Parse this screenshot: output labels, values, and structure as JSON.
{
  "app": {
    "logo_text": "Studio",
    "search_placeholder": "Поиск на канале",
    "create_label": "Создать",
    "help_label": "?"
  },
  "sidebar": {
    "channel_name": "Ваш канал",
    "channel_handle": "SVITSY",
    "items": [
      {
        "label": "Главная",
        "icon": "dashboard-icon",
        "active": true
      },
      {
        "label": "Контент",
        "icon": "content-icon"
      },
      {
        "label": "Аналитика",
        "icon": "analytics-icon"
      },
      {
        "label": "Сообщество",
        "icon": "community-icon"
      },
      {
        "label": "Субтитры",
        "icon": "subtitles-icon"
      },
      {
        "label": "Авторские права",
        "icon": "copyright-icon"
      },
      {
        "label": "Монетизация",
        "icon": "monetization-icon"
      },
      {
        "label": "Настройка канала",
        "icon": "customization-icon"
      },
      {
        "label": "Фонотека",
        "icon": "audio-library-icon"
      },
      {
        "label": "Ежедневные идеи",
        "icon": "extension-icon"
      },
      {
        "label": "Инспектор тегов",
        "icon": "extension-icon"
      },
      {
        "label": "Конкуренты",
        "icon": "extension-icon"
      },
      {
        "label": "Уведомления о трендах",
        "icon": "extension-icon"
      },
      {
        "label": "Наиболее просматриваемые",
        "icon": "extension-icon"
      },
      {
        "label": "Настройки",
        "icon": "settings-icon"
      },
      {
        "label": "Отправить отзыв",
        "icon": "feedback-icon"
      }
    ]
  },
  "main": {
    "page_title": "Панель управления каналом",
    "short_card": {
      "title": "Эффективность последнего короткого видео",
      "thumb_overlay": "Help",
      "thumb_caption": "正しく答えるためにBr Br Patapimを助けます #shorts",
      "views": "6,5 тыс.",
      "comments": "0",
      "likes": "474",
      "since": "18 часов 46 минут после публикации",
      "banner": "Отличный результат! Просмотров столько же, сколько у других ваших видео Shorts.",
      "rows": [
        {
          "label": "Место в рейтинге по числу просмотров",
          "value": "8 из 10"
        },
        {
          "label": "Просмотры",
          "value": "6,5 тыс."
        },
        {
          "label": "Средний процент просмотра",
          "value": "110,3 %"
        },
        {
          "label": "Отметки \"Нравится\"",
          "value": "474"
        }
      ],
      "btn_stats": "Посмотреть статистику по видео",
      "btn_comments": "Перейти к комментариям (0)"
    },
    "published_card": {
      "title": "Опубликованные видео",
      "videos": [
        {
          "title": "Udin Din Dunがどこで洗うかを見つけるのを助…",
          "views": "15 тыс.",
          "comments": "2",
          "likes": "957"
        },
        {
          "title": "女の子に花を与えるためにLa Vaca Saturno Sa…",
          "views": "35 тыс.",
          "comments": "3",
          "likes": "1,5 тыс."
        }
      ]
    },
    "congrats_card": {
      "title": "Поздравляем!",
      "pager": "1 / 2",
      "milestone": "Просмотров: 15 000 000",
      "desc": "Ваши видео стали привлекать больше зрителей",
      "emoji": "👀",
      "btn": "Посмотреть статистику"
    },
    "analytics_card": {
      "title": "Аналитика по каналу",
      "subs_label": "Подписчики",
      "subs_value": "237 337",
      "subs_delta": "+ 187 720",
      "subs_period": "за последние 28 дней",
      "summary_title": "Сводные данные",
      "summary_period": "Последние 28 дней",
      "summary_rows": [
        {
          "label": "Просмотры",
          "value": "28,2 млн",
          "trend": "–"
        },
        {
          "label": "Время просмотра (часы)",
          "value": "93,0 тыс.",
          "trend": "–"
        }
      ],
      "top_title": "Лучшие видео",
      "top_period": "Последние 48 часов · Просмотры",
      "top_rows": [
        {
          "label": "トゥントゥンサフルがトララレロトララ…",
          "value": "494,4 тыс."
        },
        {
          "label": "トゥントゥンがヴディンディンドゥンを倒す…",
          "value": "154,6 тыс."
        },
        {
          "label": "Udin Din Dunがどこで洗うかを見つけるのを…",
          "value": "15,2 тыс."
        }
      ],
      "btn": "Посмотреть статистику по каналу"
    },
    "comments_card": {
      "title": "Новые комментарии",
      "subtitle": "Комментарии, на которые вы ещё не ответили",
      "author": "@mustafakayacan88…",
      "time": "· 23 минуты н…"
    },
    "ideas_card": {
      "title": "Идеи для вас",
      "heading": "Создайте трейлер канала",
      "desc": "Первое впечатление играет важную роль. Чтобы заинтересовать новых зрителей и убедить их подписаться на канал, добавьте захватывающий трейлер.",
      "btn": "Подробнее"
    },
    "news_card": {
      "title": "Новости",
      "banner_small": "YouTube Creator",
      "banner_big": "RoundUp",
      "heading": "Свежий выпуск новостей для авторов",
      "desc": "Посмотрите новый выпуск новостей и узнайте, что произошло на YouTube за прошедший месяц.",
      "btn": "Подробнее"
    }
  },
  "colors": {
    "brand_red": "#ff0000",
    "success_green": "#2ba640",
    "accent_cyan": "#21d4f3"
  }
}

■ EXERCISE:
From the data, pick out every line that includes "часов".

■ OUTPUT OF THE TASK:
      "since": "18 часов 46 минут после публикации",
      "top_period": "Последние 48 часов · Просмотры",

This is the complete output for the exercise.